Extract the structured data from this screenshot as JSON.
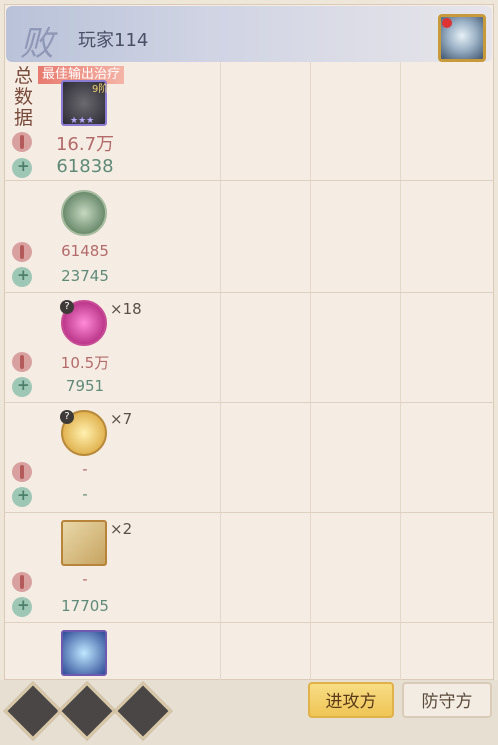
{
  "header": {
    "result_label": "败",
    "player_name": "玩家114"
  },
  "summary": {
    "label": "总数据",
    "best_badge": "最佳输出治疗",
    "level": "9阶",
    "damage": "16.7万",
    "heal": "61838"
  },
  "rows": [
    {
      "damage": "61485",
      "heal": "23745",
      "count": "",
      "has_q": false
    },
    {
      "damage": "10.5万",
      "heal": "7951",
      "count": "×18",
      "has_q": true
    },
    {
      "damage": "-",
      "heal": "-",
      "count": "×7",
      "has_q": true
    },
    {
      "damage": "-",
      "heal": "17705",
      "count": "×2",
      "has_q": false
    }
  ],
  "tabs": {
    "attacker": "进攻方",
    "defender": "防守方"
  }
}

:::

### PROBLEM TO WORK ON
Count how many lines include the string "damage". Nothing but the number is needed.

### SOLUTION FOR THIS EXERCISE
5